▶ **Aim of the exercise**:
Each record below should be output verbatim, without pictures.
━━━━━ Entries provided
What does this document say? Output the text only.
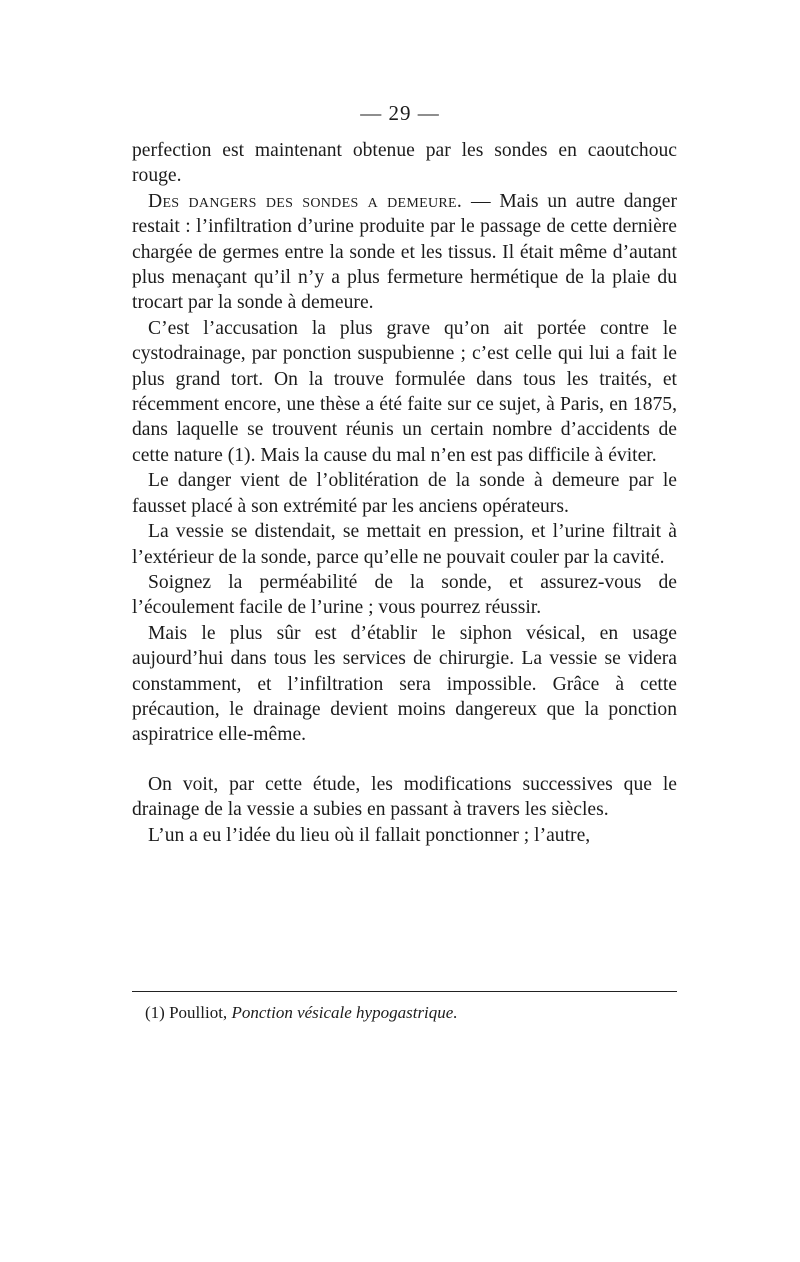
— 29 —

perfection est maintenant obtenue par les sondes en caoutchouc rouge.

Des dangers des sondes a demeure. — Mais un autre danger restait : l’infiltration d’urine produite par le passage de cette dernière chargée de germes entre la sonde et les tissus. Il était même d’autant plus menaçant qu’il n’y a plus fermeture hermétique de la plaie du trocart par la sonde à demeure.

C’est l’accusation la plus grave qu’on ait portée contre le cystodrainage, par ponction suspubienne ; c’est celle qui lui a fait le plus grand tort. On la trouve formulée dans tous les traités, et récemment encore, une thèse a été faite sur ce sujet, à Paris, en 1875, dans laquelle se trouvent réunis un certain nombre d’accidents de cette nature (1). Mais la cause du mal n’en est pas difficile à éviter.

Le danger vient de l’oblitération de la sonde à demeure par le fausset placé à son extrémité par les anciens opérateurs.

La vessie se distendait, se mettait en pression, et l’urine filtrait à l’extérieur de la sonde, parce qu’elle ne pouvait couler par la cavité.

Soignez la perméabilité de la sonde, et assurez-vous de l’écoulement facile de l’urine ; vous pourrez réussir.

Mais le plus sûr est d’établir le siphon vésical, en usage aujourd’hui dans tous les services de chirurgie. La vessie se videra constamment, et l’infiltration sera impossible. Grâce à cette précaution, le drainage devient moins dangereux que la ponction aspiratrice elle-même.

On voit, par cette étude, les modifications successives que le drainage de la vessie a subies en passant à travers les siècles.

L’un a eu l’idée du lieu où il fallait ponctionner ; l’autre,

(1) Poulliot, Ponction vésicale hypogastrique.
━━━━━━━━━━
▶ **Answer to the problem**:
What does this document say? Output the text only.
— 29 —

perfection est maintenant obtenue par les sondes en caoutchouc rouge.

Des dangers des sondes a demeure. — Mais un autre danger restait : l’infiltration d’urine produite par le passage de cette dernière chargée de germes entre la sonde et les tissus. Il était même d’autant plus menaçant qu’il n’y a plus fermeture hermétique de la plaie du trocart par la sonde à demeure.

C’est l’accusation la plus grave qu’on ait portée contre le cystodrainage, par ponction suspubienne ; c’est celle qui lui a fait le plus grand tort. On la trouve formulée dans tous les traités, et récemment encore, une thèse a été faite sur ce sujet, à Paris, en 1875, dans laquelle se trouvent réunis un certain nombre d’accidents de cette nature (1). Mais la cause du mal n’en est pas difficile à éviter.

Le danger vient de l’oblitération de la sonde à demeure par le fausset placé à son extrémité par les anciens opérateurs.

La vessie se distendait, se mettait en pression, et l’urine filtrait à l’extérieur de la sonde, parce qu’elle ne pouvait couler par la cavité.

Soignez la perméabilité de la sonde, et assurez-vous de l’écoulement facile de l’urine ; vous pourrez réussir.

Mais le plus sûr est d’établir le siphon vésical, en usage aujourd’hui dans tous les services de chirurgie. La vessie se videra constamment, et l’infiltration sera impossible. Grâce à cette précaution, le drainage devient moins dangereux que la ponction aspiratrice elle-même.

On voit, par cette étude, les modifications successives que le drainage de la vessie a subies en passant à travers les siècles.

L’un a eu l’idée du lieu où il fallait ponctionner ; l’autre,

(1) Poulliot, Ponction vésicale hypogastrique.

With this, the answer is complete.